Data items:
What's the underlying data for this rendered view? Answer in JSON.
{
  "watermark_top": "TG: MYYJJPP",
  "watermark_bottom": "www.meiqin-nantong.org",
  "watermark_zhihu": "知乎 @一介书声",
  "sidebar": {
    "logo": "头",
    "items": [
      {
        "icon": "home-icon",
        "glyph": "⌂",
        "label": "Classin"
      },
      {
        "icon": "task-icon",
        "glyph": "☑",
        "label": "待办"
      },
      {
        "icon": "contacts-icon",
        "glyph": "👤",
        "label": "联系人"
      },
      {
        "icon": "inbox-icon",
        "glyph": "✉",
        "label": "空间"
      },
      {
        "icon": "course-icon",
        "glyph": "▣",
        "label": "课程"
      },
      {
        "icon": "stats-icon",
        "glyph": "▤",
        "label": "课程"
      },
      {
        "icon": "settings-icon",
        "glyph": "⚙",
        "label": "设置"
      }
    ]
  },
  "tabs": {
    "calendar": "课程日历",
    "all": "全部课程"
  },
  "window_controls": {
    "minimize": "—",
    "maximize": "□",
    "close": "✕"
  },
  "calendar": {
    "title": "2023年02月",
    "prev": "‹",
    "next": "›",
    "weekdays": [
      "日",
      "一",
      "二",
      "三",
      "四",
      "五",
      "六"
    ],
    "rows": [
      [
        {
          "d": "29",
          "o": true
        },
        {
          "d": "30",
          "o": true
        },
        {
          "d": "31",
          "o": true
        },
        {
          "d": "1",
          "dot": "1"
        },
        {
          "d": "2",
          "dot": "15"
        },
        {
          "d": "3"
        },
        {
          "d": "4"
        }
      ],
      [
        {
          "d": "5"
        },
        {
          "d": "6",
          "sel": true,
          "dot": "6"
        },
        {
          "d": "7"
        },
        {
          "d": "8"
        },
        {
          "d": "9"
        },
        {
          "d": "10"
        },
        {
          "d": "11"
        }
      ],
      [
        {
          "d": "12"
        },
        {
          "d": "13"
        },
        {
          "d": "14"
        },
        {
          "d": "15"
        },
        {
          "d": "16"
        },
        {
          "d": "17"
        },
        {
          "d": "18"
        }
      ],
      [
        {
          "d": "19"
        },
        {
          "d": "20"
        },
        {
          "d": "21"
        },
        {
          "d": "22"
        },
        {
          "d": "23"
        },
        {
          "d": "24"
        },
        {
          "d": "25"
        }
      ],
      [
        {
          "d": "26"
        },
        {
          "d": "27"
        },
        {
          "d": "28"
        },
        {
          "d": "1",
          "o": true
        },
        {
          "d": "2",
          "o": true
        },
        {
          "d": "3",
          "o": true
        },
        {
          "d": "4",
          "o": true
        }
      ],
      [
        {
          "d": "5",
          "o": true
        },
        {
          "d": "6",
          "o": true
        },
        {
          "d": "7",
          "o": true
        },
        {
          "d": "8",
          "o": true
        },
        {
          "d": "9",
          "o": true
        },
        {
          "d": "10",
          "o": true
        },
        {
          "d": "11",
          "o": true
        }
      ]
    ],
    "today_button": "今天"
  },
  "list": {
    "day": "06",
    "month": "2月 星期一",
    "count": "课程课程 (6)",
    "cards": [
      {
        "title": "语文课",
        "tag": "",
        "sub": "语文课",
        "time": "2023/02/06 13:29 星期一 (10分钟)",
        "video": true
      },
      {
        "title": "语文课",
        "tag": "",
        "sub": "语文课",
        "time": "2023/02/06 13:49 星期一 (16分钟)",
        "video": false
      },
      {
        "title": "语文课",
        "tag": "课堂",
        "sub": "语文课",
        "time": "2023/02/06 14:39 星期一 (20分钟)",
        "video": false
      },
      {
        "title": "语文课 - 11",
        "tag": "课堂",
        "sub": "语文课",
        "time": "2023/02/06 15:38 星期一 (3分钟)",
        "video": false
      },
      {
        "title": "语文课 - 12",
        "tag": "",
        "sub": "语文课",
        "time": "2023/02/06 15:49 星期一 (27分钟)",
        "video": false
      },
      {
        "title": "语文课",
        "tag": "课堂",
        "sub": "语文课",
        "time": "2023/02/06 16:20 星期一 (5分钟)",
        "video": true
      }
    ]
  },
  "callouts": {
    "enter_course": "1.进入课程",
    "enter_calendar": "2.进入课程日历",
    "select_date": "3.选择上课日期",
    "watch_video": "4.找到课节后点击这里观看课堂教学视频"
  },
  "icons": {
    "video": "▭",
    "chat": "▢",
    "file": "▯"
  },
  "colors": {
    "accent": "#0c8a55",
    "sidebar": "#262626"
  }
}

TASK DETAILS: Your task is to output the full set of records exactly as presented.

ANSWER TO THIS TASK:
What's the underlying data for this rendered view? Answer in JSON.
{
  "watermark_top": "TG: MYYJJPP",
  "watermark_bottom": "www.meiqin-nantong.org",
  "watermark_zhihu": "知乎 @一介书声",
  "sidebar": {
    "logo": "头",
    "items": [
      {
        "icon": "home-icon",
        "glyph": "⌂",
        "label": "Classin"
      },
      {
        "icon": "task-icon",
        "glyph": "☑",
        "label": "待办"
      },
      {
        "icon": "contacts-icon",
        "glyph": "👤",
        "label": "联系人"
      },
      {
        "icon": "inbox-icon",
        "glyph": "✉",
        "label": "空间"
      },
      {
        "icon": "course-icon",
        "glyph": "▣",
        "label": "课程"
      },
      {
        "icon": "stats-icon",
        "glyph": "▤",
        "label": "课程"
      },
      {
        "icon": "settings-icon",
        "glyph": "⚙",
        "label": "设置"
      }
    ]
  },
  "tabs": {
    "calendar": "课程日历",
    "all": "全部课程"
  },
  "window_controls": {
    "minimize": "—",
    "maximize": "□",
    "close": "✕"
  },
  "calendar": {
    "title": "2023年02月",
    "prev": "‹",
    "next": "›",
    "weekdays": [
      "日",
      "一",
      "二",
      "三",
      "四",
      "五",
      "六"
    ],
    "rows": [
      [
        {
          "d": "29",
          "o": true
        },
        {
          "d": "30",
          "o": true
        },
        {
          "d": "31",
          "o": true
        },
        {
          "d": "1",
          "dot": "1"
        },
        {
          "d": "2",
          "dot": "15"
        },
        {
          "d": "3"
        },
        {
          "d": "4"
        }
      ],
      [
        {
          "d": "5"
        },
        {
          "d": "6",
          "sel": true,
          "dot": "6"
        },
        {
          "d": "7"
        },
        {
          "d": "8"
        },
        {
          "d": "9"
        },
        {
          "d": "10"
        },
        {
          "d": "11"
        }
      ],
      [
        {
          "d": "12"
        },
        {
          "d": "13"
        },
        {
          "d": "14"
        },
        {
          "d": "15"
        },
        {
          "d": "16"
        },
        {
          "d": "17"
        },
        {
          "d": "18"
        }
      ],
      [
        {
          "d": "19"
        },
        {
          "d": "20"
        },
        {
          "d": "21"
        },
        {
          "d": "22"
        },
        {
          "d": "23"
        },
        {
          "d": "24"
        },
        {
          "d": "25"
        }
      ],
      [
        {
          "d": "26"
        },
        {
          "d": "27"
        },
        {
          "d": "28"
        },
        {
          "d": "1",
          "o": true
        },
        {
          "d": "2",
          "o": true
        },
        {
          "d": "3",
          "o": true
        },
        {
          "d": "4",
          "o": true
        }
      ],
      [
        {
          "d": "5",
          "o": true
        },
        {
          "d": "6",
          "o": true
        },
        {
          "d": "7",
          "o": true
        },
        {
          "d": "8",
          "o": true
        },
        {
          "d": "9",
          "o": true
        },
        {
          "d": "10",
          "o": true
        },
        {
          "d": "11",
          "o": true
        }
      ]
    ],
    "today_button": "今天"
  },
  "list": {
    "day": "06",
    "month": "2月 星期一",
    "count": "课程课程 (6)",
    "cards": [
      {
        "title": "语文课",
        "tag": "",
        "sub": "语文课",
        "time": "2023/02/06 13:29 星期一 (10分钟)",
        "video": true
      },
      {
        "title": "语文课",
        "tag": "",
        "sub": "语文课",
        "time": "2023/02/06 13:49 星期一 (16分钟)",
        "video": false
      },
      {
        "title": "语文课",
        "tag": "课堂",
        "sub": "语文课",
        "time": "2023/02/06 14:39 星期一 (20分钟)",
        "video": false
      },
      {
        "title": "语文课 - 11",
        "tag": "课堂",
        "sub": "语文课",
        "time": "2023/02/06 15:38 星期一 (3分钟)",
        "video": false
      },
      {
        "title": "语文课 - 12",
        "tag": "",
        "sub": "语文课",
        "time": "2023/02/06 15:49 星期一 (27分钟)",
        "video": false
      },
      {
        "title": "语文课",
        "tag": "课堂",
        "sub": "语文课",
        "time": "2023/02/06 16:20 星期一 (5分钟)",
        "video": true
      }
    ]
  },
  "callouts": {
    "enter_course": "1.进入课程",
    "enter_calendar": "2.进入课程日历",
    "select_date": "3.选择上课日期",
    "watch_video": "4.找到课节后点击这里观看课堂教学视频"
  },
  "icons": {
    "video": "▭",
    "chat": "▢",
    "file": "▯"
  },
  "colors": {
    "accent": "#0c8a55",
    "sidebar": "#262626"
  }
}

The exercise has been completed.